• _TASK DIRECTIONS_
Your task is to copy every line of the entries that contains "right".

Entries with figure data
↓↓↓
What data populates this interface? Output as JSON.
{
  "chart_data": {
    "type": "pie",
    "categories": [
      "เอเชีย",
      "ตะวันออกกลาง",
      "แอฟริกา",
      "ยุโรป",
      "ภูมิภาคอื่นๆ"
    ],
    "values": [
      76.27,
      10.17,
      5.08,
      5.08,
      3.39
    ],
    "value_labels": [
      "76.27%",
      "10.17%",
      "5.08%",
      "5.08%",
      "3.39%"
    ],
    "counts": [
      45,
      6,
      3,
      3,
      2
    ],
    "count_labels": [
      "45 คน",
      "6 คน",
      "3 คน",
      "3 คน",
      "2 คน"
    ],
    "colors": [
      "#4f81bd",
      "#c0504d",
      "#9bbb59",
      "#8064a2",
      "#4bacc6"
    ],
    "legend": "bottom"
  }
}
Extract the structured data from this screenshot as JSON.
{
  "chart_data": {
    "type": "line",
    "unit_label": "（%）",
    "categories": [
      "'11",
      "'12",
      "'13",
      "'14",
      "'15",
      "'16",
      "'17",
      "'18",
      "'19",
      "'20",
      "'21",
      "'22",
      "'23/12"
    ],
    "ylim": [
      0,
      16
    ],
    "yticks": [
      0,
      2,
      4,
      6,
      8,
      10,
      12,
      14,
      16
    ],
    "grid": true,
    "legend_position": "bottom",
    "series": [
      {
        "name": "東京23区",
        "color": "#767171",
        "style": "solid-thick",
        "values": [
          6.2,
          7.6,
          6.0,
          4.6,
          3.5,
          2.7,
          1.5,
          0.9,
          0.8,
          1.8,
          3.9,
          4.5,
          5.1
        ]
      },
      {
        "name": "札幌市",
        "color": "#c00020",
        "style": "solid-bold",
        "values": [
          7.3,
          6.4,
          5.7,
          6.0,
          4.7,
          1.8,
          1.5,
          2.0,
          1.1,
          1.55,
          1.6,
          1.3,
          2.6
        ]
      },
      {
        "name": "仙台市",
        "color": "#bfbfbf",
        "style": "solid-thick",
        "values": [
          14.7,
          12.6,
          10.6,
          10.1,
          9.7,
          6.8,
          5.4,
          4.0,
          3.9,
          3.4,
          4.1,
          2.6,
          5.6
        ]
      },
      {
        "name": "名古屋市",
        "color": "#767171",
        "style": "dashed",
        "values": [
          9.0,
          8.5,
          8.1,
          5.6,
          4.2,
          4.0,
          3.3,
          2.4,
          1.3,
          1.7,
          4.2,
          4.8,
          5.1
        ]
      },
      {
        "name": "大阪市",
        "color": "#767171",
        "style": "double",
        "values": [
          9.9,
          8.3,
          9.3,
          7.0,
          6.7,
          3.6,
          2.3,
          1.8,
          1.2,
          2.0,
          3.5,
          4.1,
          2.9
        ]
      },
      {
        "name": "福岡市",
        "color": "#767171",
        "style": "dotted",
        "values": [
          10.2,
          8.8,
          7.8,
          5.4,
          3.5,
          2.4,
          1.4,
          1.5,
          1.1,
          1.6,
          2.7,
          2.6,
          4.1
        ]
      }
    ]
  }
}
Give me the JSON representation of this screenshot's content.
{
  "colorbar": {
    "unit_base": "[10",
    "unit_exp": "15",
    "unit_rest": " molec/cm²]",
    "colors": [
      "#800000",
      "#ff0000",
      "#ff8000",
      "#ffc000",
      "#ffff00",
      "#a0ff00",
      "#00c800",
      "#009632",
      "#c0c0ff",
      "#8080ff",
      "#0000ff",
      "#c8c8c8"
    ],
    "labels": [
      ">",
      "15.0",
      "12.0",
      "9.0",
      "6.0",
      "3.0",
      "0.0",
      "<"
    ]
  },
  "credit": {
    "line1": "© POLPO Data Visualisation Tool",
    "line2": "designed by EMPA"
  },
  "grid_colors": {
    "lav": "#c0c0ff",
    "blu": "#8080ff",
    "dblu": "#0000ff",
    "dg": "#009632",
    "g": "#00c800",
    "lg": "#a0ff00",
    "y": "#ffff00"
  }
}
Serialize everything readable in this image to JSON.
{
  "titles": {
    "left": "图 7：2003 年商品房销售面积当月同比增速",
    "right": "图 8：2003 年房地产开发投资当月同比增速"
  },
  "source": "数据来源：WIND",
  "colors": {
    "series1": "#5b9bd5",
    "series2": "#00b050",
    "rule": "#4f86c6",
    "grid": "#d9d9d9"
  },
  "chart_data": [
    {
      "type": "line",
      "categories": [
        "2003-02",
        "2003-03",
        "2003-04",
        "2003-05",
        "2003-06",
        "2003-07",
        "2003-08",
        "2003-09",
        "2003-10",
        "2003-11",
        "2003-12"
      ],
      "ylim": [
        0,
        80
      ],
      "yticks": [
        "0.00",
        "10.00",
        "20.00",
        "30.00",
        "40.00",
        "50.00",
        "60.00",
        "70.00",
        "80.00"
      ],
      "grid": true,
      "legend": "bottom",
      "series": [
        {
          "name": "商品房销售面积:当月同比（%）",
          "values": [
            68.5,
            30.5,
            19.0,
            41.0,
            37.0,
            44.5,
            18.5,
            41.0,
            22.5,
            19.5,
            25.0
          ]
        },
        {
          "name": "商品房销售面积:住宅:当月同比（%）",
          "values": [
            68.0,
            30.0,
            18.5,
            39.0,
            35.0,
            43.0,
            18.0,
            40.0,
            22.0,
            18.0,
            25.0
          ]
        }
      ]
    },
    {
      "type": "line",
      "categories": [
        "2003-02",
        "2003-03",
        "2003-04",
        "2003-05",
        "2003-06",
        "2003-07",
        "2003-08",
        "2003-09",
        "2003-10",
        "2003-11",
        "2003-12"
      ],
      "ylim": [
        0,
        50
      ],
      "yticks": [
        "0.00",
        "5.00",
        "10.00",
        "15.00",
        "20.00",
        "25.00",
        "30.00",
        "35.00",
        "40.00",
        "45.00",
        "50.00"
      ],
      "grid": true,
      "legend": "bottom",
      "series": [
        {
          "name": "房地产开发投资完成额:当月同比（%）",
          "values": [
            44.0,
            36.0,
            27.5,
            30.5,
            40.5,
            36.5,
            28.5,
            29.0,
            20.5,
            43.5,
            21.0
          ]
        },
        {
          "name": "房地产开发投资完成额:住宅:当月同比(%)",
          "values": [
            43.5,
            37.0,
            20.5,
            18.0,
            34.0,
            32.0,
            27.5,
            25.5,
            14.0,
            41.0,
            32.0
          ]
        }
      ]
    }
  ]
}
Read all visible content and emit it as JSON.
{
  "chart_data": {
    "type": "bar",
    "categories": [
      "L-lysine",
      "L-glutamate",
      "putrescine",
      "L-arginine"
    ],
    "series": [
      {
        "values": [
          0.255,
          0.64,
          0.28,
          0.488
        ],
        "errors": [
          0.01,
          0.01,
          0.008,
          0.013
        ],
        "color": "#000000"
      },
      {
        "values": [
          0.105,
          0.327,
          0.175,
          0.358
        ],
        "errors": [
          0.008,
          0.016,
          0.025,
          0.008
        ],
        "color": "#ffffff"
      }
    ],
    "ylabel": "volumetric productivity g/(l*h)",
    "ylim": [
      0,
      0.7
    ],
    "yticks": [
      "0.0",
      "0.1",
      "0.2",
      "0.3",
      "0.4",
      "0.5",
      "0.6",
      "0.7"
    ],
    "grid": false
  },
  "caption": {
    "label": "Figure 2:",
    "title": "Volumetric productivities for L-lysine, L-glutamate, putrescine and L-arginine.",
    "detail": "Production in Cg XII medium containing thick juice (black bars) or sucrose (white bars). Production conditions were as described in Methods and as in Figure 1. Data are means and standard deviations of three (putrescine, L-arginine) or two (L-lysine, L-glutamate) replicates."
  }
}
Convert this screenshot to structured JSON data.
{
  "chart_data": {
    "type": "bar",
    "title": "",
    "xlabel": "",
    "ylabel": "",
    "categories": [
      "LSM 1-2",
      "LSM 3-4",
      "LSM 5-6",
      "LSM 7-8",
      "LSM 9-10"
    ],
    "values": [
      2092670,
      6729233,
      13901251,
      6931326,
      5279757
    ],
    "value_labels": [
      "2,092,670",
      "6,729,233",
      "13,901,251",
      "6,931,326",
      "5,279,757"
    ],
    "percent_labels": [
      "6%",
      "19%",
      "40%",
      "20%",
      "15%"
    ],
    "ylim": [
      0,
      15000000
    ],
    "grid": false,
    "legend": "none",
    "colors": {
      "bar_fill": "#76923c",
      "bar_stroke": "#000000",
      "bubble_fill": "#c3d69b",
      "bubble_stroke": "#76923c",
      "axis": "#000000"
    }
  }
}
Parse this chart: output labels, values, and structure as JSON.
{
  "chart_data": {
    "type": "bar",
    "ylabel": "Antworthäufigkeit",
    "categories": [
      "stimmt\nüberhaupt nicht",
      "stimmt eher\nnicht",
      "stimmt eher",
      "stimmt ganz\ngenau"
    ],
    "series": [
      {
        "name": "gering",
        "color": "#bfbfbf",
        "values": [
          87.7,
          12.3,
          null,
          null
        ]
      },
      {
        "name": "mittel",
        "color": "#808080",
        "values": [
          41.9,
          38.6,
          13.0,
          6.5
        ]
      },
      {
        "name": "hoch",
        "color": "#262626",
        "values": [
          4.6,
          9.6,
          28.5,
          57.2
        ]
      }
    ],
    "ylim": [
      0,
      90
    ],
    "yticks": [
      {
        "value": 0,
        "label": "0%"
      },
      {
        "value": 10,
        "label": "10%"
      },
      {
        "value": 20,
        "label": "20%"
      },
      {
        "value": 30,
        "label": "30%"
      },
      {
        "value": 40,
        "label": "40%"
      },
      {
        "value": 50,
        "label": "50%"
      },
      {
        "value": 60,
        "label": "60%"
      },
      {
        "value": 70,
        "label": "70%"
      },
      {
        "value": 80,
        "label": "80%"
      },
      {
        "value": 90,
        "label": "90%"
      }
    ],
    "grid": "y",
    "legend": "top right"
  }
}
↑↑↑
• _ANSWER FOR THE TASK_
    "right": "图 8：2003 年房地产开发投资当月同比增速"
    "legend": "top right"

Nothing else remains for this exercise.